§ **INSTRUCTIONS FOR THE TASK**
Return all the data below as it stands, minus the pictures.

** start DATA SUPPLIED **

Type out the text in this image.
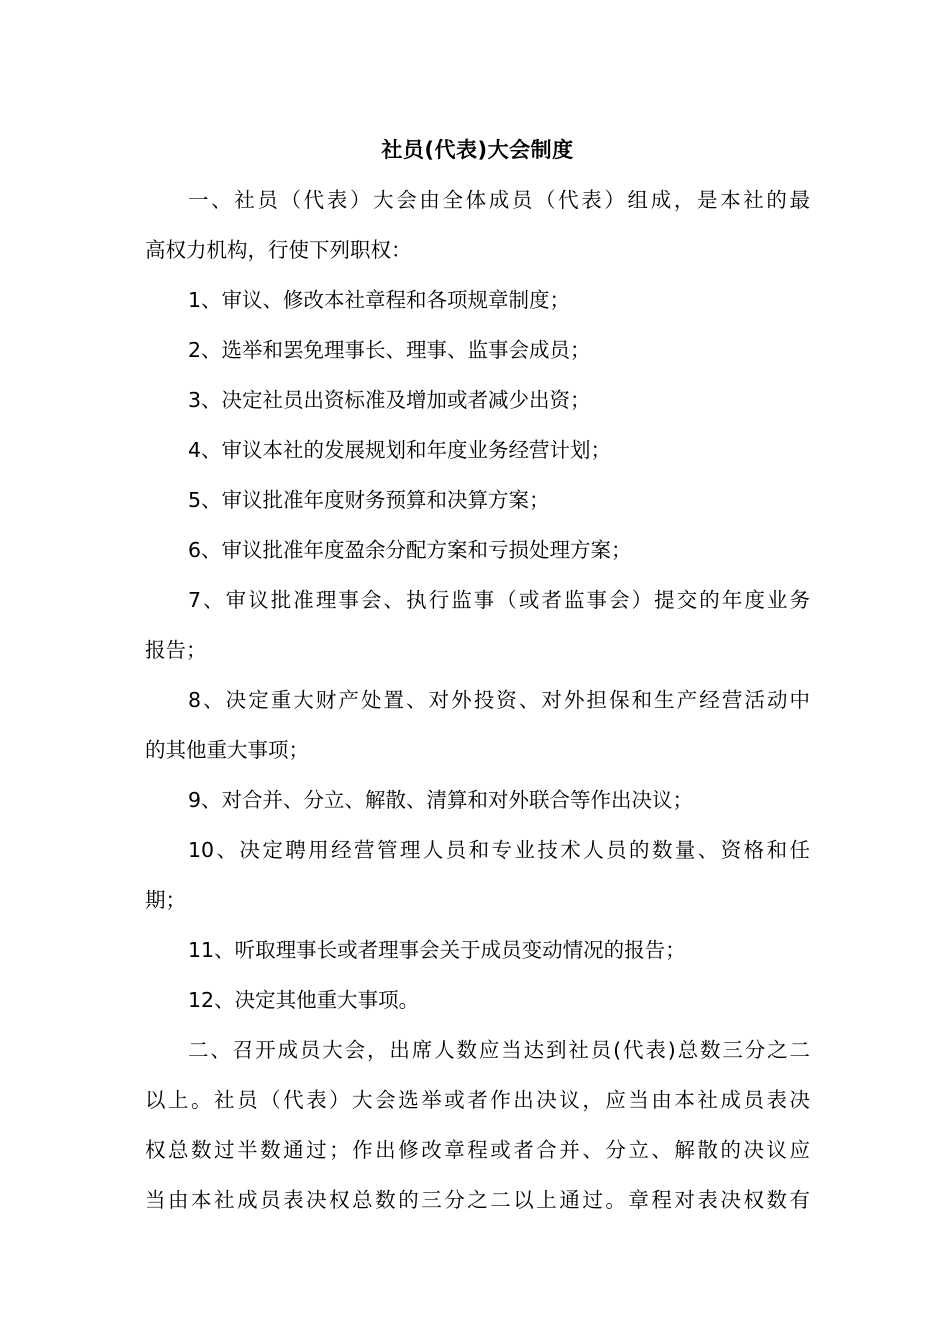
社员(代表)大会制度
一、社员（代表）大会由全体成员（代表）组成，是本社的最
高权力机构，行使下列职权：
1、审议、修改本社章程和各项规章制度；
2、选举和罢免理事长、理事、监事会成员；
3、决定社员出资标准及增加或者减少出资；
4、审议本社的发展规划和年度业务经营计划；
5、审议批准年度财务预算和决算方案；
6、审议批准年度盈余分配方案和亏损处理方案；
7、审议批准理事会、执行监事（或者监事会）提交的年度业务
报告；
8、决定重大财产处置、对外投资、对外担保和生产经营活动中
的其他重大事项；
9、对合并、分立、解散、清算和对外联合等作出决议；
10、决定聘用经营管理人员和专业技术人员的数量、资格和任
期；
11、听取理事长或者理事会关于成员变动情况的报告；
12、决定其他重大事项。
二、召开成员大会，出席人数应当达到社员(代表)总数三分之二
以上。社员（代表）大会选举或者作出决议，应当由本社成员表决
权总数过半数通过；作出修改章程或者合并、分立、解散的决议应
当由本社成员表决权总数的三分之二以上通过。章程对表决权数有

** end DATA SUPPLIED **

§ **THE SOLUTION**
Type out the text in this image.
社员(代表)大会制度
一、社员（代表）大会由全体成员（代表）组成，是本社的最
高权力机构，行使下列职权：
1、审议、修改本社章程和各项规章制度；
2、选举和罢免理事长、理事、监事会成员；
3、决定社员出资标准及增加或者减少出资；
4、审议本社的发展规划和年度业务经营计划；
5、审议批准年度财务预算和决算方案；
6、审议批准年度盈余分配方案和亏损处理方案；
7、审议批准理事会、执行监事（或者监事会）提交的年度业务
报告；
8、决定重大财产处置、对外投资、对外担保和生产经营活动中
的其他重大事项；
9、对合并、分立、解散、清算和对外联合等作出决议；
10、决定聘用经营管理人员和专业技术人员的数量、资格和任
期；
11、听取理事长或者理事会关于成员变动情况的报告；
12、决定其他重大事项。
二、召开成员大会，出席人数应当达到社员(代表)总数三分之二
以上。社员（代表）大会选举或者作出决议，应当由本社成员表决
权总数过半数通过；作出修改章程或者合并、分立、解散的决议应
当由本社成员表决权总数的三分之二以上通过。章程对表决权数有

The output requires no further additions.